***** Records to use

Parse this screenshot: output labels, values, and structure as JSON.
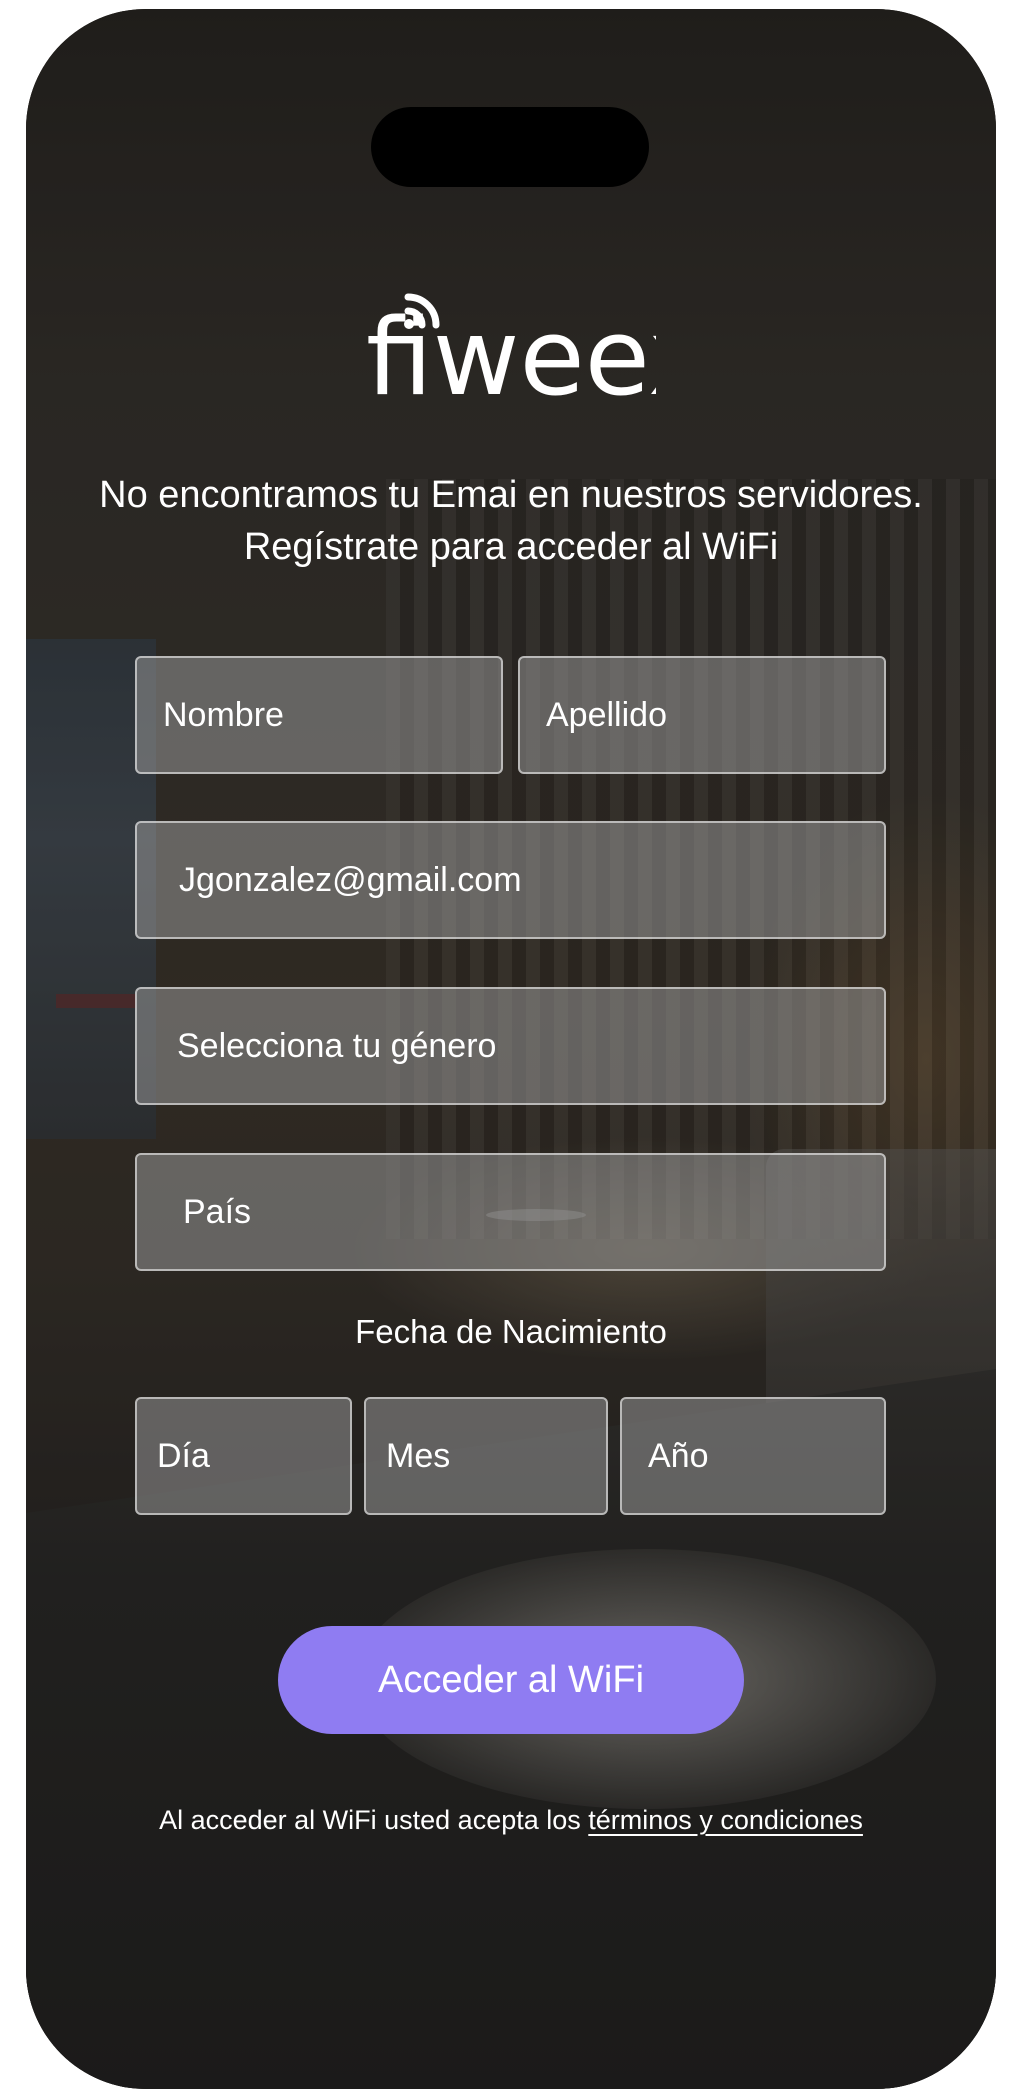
{
  "brand": {
    "logo_text": "fiweex"
  },
  "message": {
    "line1": "No encontramos tu Emai en nuestros servidores.",
    "line2": "Regístrate para acceder al WiFi"
  },
  "form": {
    "first_name_placeholder": "Nombre",
    "last_name_placeholder": "Apellido",
    "email_value": "Jgonzalez@gmail.com",
    "gender_placeholder": "Selecciona tu género",
    "country_placeholder": "País",
    "dob_label": "Fecha de Nacimiento",
    "day_placeholder": "Día",
    "month_placeholder": "Mes",
    "year_placeholder": "Año"
  },
  "actions": {
    "submit_label": "Acceder al WiFi"
  },
  "terms": {
    "prefix": "Al acceder al WiFi usted acepta los ",
    "link_text": "términos y condiciones"
  },
  "colors": {
    "accent": "#8f7cf2"
  },
  "icons": {
    "logo": "wifi-signal-icon"
  }
}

**********

Omit pictures; set down the rest of the material word for word.

= Complete response =
Parse this screenshot: output labels, values, and structure as JSON.
{
  "brand": {
    "logo_text": "fiweex"
  },
  "message": {
    "line1": "No encontramos tu Emai en nuestros servidores.",
    "line2": "Regístrate para acceder al WiFi"
  },
  "form": {
    "first_name_placeholder": "Nombre",
    "last_name_placeholder": "Apellido",
    "email_value": "Jgonzalez@gmail.com",
    "gender_placeholder": "Selecciona tu género",
    "country_placeholder": "País",
    "dob_label": "Fecha de Nacimiento",
    "day_placeholder": "Día",
    "month_placeholder": "Mes",
    "year_placeholder": "Año"
  },
  "actions": {
    "submit_label": "Acceder al WiFi"
  },
  "terms": {
    "prefix": "Al acceder al WiFi usted acepta los ",
    "link_text": "términos y condiciones"
  },
  "colors": {
    "accent": "#8f7cf2"
  },
  "icons": {
    "logo": "wifi-signal-icon"
  }
}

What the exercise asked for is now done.